>> BEGIN Data for the task

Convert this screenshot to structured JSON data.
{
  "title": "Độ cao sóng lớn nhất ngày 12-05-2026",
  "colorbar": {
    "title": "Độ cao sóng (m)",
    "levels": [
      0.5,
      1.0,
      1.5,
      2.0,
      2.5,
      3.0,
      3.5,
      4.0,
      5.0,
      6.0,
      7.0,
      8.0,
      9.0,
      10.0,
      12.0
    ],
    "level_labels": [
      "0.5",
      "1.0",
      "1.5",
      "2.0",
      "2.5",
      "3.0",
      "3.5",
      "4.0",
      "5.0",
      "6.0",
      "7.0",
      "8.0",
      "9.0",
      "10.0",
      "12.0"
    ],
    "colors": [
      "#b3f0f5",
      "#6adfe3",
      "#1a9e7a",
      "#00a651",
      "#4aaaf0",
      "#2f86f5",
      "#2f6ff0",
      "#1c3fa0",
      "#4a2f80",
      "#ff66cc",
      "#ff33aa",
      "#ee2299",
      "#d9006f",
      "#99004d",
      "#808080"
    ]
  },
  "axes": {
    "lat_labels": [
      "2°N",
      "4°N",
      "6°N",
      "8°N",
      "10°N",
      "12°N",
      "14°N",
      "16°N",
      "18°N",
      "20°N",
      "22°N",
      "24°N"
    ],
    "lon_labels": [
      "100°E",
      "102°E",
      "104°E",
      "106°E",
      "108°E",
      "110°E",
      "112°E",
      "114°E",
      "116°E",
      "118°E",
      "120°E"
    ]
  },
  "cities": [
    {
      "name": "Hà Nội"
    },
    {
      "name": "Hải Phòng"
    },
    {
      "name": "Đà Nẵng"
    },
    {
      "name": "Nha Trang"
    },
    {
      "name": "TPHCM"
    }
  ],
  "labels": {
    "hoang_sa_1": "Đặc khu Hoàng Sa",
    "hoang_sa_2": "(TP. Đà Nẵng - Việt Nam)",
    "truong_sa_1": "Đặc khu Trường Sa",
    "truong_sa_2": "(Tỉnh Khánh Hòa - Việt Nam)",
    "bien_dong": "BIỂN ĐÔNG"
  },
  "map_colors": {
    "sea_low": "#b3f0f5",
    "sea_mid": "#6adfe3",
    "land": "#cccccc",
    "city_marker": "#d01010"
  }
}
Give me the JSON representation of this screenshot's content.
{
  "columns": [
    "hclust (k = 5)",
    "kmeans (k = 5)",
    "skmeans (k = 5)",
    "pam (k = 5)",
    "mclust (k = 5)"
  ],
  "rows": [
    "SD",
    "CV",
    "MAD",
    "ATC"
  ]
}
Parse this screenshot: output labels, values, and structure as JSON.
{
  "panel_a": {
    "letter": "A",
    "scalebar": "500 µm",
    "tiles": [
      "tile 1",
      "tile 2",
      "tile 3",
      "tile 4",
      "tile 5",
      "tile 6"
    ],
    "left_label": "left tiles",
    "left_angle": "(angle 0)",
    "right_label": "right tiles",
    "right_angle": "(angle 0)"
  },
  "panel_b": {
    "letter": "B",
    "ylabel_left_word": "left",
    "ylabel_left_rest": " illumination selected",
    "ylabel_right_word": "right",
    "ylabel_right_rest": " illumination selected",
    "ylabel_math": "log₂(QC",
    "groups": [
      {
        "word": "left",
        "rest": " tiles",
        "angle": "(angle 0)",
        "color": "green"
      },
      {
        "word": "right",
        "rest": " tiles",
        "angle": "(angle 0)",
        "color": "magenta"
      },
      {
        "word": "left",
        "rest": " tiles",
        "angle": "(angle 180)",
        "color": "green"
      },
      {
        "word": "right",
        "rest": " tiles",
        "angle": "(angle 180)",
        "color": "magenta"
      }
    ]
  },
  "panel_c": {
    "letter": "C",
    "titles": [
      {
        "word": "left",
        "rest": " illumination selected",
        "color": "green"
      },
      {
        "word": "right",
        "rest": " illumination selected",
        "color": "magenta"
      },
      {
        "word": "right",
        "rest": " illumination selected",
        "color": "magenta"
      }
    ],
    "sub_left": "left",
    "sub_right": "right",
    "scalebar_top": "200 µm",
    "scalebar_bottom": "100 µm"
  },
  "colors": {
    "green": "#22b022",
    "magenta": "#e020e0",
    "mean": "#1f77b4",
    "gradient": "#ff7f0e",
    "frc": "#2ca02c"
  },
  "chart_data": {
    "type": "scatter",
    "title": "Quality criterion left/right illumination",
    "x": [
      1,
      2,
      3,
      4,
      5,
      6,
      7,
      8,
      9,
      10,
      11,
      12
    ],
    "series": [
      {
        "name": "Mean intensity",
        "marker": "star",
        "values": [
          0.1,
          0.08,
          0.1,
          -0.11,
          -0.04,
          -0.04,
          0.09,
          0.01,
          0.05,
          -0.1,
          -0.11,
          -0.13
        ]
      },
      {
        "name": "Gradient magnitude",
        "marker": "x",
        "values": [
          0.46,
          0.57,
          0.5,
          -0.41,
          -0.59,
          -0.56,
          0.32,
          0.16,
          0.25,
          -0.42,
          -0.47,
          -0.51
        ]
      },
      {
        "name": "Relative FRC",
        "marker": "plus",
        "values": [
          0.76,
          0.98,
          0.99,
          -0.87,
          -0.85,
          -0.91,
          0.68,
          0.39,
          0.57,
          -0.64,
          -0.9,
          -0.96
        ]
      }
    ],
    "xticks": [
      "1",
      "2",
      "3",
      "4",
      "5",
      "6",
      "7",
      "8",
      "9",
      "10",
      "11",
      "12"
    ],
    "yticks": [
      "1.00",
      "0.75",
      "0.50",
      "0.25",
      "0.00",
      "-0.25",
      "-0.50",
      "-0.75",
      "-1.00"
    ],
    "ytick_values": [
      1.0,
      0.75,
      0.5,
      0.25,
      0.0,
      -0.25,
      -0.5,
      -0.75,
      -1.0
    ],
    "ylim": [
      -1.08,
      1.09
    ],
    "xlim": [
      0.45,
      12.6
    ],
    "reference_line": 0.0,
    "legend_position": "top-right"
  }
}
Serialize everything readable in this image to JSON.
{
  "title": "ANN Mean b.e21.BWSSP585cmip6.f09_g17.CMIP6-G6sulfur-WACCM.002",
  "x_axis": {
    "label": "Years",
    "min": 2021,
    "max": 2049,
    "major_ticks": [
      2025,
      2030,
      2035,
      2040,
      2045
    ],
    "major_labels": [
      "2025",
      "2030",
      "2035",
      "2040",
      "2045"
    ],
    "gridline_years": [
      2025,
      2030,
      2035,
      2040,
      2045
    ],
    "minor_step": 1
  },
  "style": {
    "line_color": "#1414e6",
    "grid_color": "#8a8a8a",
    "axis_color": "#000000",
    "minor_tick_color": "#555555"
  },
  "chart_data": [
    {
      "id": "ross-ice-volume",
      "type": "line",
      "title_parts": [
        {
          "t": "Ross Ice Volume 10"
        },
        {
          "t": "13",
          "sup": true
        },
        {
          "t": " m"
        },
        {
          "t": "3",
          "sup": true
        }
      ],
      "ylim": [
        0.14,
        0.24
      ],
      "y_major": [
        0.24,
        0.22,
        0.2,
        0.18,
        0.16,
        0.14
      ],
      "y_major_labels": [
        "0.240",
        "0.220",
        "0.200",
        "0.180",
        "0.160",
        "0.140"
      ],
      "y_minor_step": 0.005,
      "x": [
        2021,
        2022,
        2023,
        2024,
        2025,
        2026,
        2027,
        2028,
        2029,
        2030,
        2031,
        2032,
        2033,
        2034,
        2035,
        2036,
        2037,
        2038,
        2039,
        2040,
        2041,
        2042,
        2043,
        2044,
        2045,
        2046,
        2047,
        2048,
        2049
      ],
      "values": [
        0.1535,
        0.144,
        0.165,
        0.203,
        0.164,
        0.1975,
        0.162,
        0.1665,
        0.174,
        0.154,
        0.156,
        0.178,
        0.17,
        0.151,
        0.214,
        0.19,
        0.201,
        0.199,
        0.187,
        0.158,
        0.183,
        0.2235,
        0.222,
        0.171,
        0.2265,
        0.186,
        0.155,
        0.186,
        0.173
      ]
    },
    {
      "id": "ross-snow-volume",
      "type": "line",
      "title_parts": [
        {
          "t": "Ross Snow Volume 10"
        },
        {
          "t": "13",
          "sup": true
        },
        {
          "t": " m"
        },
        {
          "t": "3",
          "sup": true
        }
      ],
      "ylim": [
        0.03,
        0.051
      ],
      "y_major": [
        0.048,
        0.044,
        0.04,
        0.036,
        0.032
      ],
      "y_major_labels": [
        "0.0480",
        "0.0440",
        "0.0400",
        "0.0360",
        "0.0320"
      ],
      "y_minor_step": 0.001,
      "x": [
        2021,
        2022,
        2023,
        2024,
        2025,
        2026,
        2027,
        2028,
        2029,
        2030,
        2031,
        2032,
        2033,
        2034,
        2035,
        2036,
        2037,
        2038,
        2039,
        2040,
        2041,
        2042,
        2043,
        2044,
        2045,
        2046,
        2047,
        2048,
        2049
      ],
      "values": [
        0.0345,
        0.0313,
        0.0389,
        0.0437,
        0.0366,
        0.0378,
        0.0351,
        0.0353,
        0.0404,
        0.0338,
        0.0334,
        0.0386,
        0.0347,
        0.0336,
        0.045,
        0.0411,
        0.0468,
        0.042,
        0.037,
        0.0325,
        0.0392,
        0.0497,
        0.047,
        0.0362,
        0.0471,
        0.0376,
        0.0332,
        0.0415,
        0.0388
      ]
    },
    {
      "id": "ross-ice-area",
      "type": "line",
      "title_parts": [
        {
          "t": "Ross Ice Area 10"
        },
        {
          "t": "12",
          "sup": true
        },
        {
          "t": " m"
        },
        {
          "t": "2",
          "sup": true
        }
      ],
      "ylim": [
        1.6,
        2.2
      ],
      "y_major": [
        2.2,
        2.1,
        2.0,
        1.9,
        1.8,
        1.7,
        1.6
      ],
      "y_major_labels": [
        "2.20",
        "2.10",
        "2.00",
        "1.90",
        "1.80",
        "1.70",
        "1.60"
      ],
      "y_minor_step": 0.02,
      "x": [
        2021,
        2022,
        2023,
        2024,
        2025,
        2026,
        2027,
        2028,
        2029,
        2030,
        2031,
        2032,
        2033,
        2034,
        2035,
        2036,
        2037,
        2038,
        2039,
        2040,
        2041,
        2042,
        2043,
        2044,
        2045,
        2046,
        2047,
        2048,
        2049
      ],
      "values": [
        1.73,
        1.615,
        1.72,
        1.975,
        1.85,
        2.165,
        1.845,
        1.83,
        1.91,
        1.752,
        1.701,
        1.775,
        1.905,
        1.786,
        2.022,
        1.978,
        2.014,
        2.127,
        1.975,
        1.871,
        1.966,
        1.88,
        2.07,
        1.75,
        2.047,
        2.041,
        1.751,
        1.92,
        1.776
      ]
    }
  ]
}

>> END Data for the task

> **Problem requirements**
In the data above, how many lines contain the string "Việt"? Answer with the number only.

> **Written answer**
2